=== Written task ===
Exactly as they appear, output all of the records. Skip any images.

-- BEGIN Dataset excerpts --

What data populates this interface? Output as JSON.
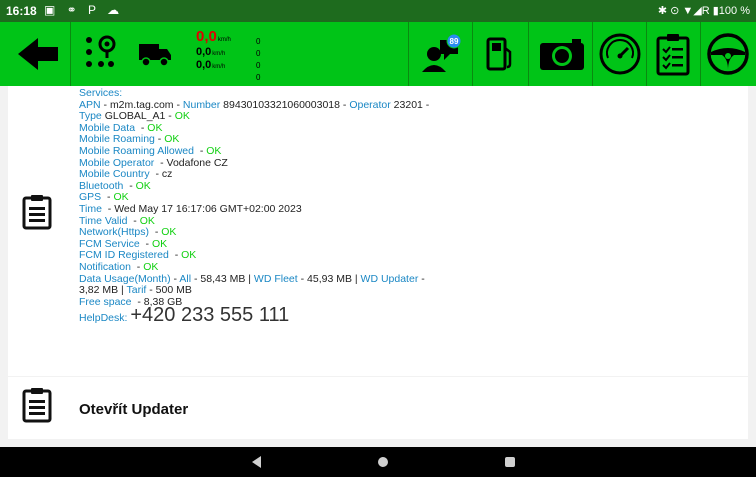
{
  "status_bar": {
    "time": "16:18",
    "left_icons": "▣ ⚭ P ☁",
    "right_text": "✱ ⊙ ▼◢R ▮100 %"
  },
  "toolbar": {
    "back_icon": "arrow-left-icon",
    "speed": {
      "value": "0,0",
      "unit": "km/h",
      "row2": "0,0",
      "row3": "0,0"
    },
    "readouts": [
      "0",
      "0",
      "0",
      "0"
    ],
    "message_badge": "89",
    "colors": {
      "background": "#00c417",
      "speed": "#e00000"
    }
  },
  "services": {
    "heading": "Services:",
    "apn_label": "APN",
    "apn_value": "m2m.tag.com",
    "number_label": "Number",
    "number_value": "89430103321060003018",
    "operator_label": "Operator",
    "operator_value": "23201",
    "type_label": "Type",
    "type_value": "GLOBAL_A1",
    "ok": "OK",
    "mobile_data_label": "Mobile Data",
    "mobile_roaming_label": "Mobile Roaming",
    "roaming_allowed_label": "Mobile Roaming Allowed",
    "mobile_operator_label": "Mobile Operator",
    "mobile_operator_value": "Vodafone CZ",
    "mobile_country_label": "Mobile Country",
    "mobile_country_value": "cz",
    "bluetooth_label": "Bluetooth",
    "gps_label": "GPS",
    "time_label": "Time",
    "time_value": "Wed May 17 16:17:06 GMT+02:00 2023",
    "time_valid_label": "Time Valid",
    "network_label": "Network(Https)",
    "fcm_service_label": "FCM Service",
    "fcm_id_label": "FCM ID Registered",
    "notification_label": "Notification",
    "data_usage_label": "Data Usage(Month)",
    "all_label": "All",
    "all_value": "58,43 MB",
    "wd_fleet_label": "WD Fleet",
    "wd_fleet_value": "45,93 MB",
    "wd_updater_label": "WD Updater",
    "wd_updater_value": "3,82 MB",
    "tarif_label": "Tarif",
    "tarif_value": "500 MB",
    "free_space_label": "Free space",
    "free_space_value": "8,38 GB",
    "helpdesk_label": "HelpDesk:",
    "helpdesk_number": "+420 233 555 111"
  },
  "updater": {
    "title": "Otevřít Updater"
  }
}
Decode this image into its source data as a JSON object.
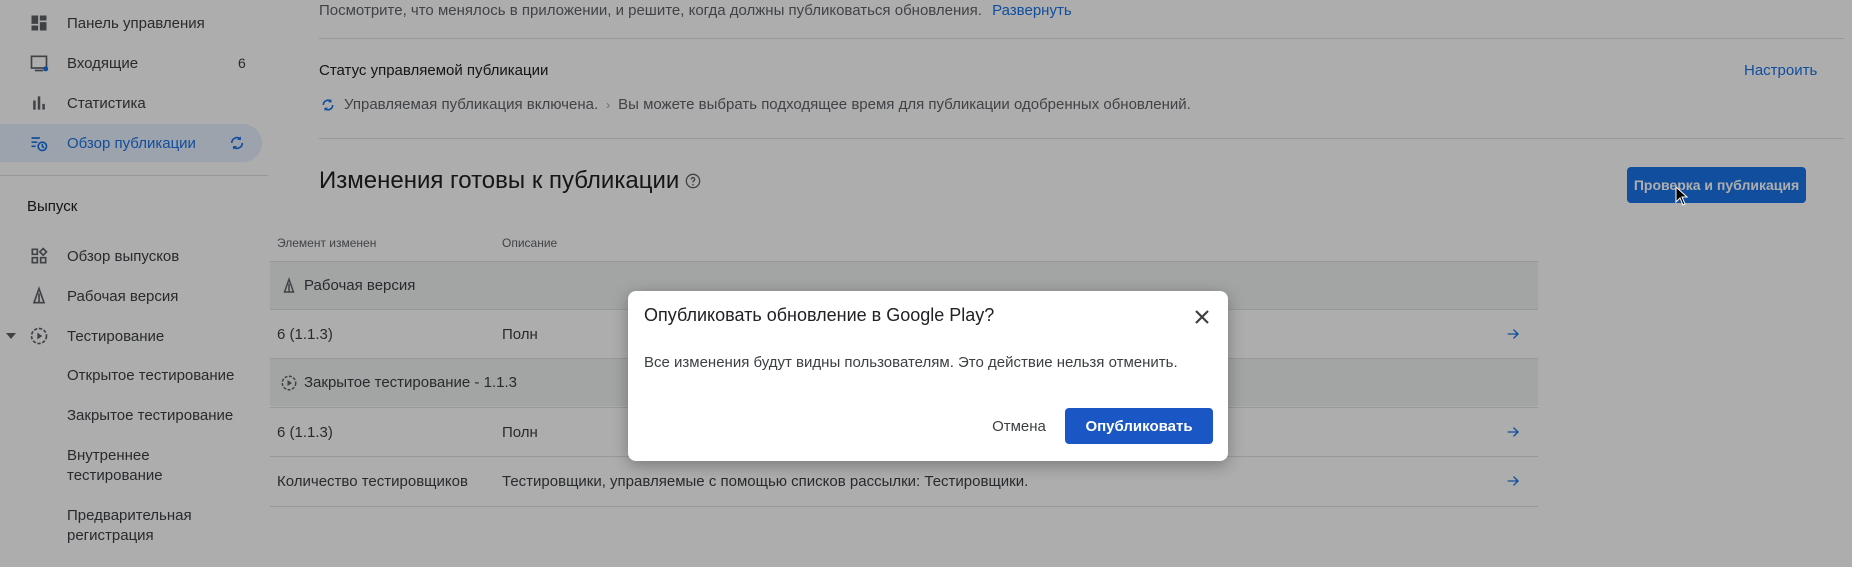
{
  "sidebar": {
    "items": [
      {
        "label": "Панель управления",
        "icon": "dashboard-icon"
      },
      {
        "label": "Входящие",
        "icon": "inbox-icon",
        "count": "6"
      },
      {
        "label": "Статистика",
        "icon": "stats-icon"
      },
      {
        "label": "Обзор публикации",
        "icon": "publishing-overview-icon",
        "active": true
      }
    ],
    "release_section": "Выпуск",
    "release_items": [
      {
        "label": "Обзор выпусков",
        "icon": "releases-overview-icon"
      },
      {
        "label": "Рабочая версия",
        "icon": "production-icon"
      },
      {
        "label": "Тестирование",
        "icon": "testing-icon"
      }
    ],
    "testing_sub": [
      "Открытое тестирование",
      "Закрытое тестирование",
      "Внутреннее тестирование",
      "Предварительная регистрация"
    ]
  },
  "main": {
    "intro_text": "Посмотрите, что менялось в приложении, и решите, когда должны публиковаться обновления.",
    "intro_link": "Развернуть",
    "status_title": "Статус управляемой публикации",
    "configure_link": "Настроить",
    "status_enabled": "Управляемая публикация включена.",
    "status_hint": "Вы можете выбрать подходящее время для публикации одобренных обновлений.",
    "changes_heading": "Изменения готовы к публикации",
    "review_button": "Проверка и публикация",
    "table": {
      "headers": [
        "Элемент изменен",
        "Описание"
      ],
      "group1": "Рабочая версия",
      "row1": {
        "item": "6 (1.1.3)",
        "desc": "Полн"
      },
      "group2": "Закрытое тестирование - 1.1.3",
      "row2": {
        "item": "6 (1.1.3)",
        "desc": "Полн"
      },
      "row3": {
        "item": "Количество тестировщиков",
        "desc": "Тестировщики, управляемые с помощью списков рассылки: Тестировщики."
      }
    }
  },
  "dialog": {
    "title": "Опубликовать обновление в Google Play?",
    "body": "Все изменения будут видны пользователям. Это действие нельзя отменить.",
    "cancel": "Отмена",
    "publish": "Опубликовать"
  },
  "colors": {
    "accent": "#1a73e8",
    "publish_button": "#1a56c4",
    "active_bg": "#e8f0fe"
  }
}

-- END Dataset excerpts --

=== Correct answer ===
What data populates this interface? Output as JSON.
{
  "status_bar": {
    "time": "16:18",
    "left_icons": "▣ ⚭ P ☁",
    "right_text": "✱ ⊙ ▼◢R ▮100 %"
  },
  "toolbar": {
    "back_icon": "arrow-left-icon",
    "speed": {
      "value": "0,0",
      "unit": "km/h",
      "row2": "0,0",
      "row3": "0,0"
    },
    "readouts": [
      "0",
      "0",
      "0",
      "0"
    ],
    "message_badge": "89",
    "colors": {
      "background": "#00c417",
      "speed": "#e00000"
    }
  },
  "services": {
    "heading": "Services:",
    "apn_label": "APN",
    "apn_value": "m2m.tag.com",
    "number_label": "Number",
    "number_value": "89430103321060003018",
    "operator_label": "Operator",
    "operator_value": "23201",
    "type_label": "Type",
    "type_value": "GLOBAL_A1",
    "ok": "OK",
    "mobile_data_label": "Mobile Data",
    "mobile_roaming_label": "Mobile Roaming",
    "roaming_allowed_label": "Mobile Roaming Allowed",
    "mobile_operator_label": "Mobile Operator",
    "mobile_operator_value": "Vodafone CZ",
    "mobile_country_label": "Mobile Country",
    "mobile_country_value": "cz",
    "bluetooth_label": "Bluetooth",
    "gps_label": "GPS",
    "time_label": "Time",
    "time_value": "Wed May 17 16:17:06 GMT+02:00 2023",
    "time_valid_label": "Time Valid",
    "network_label": "Network(Https)",
    "fcm_service_label": "FCM Service",
    "fcm_id_label": "FCM ID Registered",
    "notification_label": "Notification",
    "data_usage_label": "Data Usage(Month)",
    "all_label": "All",
    "all_value": "58,43 MB",
    "wd_fleet_label": "WD Fleet",
    "wd_fleet_value": "45,93 MB",
    "wd_updater_label": "WD Updater",
    "wd_updater_value": "3,82 MB",
    "tarif_label": "Tarif",
    "tarif_value": "500 MB",
    "free_space_label": "Free space",
    "free_space_value": "8,38 GB",
    "helpdesk_label": "HelpDesk:",
    "helpdesk_number": "+420 233 555 111"
  },
  "updater": {
    "title": "Otevřít Updater"
  }
}
Decode this image into its source data as a JSON object.
{
  "sidebar": {
    "items": [
      {
        "label": "Панель управления",
        "icon": "dashboard-icon"
      },
      {
        "label": "Входящие",
        "icon": "inbox-icon",
        "count": "6"
      },
      {
        "label": "Статистика",
        "icon": "stats-icon"
      },
      {
        "label": "Обзор публикации",
        "icon": "publishing-overview-icon",
        "active": true
      }
    ],
    "release_section": "Выпуск",
    "release_items": [
      {
        "label": "Обзор выпусков",
        "icon": "releases-overview-icon"
      },
      {
        "label": "Рабочая версия",
        "icon": "production-icon"
      },
      {
        "label": "Тестирование",
        "icon": "testing-icon"
      }
    ],
    "testing_sub": [
      "Открытое тестирование",
      "Закрытое тестирование",
      "Внутреннее тестирование",
      "Предварительная регистрация"
    ]
  },
  "main": {
    "intro_text": "Посмотрите, что менялось в приложении, и решите, когда должны публиковаться обновления.",
    "intro_link": "Развернуть",
    "status_title": "Статус управляемой публикации",
    "configure_link": "Настроить",
    "status_enabled": "Управляемая публикация включена.",
    "status_hint": "Вы можете выбрать подходящее время для публикации одобренных обновлений.",
    "changes_heading": "Изменения готовы к публикации",
    "review_button": "Проверка и публикация",
    "table": {
      "headers": [
        "Элемент изменен",
        "Описание"
      ],
      "group1": "Рабочая версия",
      "row1": {
        "item": "6 (1.1.3)",
        "desc": "Полн"
      },
      "group2": "Закрытое тестирование - 1.1.3",
      "row2": {
        "item": "6 (1.1.3)",
        "desc": "Полн"
      },
      "row3": {
        "item": "Количество тестировщиков",
        "desc": "Тестировщики, управляемые с помощью списков рассылки: Тестировщики."
      }
    }
  },
  "dialog": {
    "title": "Опубликовать обновление в Google Play?",
    "body": "Все изменения будут видны пользователям. Это действие нельзя отменить.",
    "cancel": "Отмена",
    "publish": "Опубликовать"
  },
  "colors": {
    "accent": "#1a73e8",
    "publish_button": "#1a56c4",
    "active_bg": "#e8f0fe"
  }
}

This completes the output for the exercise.